GIVEN DATA:
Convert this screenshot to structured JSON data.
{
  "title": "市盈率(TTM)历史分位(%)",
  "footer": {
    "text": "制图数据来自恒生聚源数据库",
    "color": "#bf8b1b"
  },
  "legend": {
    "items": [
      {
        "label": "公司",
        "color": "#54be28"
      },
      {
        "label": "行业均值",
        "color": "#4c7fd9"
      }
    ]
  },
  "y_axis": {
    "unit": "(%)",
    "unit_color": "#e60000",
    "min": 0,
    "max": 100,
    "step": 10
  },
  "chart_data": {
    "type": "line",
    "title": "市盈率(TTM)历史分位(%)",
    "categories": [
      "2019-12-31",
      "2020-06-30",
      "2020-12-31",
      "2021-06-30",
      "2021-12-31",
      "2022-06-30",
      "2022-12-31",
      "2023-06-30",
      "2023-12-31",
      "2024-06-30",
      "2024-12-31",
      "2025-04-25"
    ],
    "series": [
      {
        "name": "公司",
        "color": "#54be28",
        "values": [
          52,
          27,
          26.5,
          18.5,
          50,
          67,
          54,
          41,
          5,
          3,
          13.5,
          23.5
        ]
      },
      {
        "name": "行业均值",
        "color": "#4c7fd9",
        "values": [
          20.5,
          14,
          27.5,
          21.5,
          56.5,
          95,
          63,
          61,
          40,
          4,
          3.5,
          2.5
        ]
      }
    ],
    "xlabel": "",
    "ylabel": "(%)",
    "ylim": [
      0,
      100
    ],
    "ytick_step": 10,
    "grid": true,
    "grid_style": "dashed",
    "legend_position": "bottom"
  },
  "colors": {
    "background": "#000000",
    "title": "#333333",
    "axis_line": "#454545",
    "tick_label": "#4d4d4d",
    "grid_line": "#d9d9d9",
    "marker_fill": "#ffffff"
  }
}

OBJECTIVE:
Scan the material above for the string "历史分位" and report each line where you find it.

FULL RESPONSE:
  "title": "市盈率(TTM)历史分位(%)",
    "title": "市盈率(TTM)历史分位(%)",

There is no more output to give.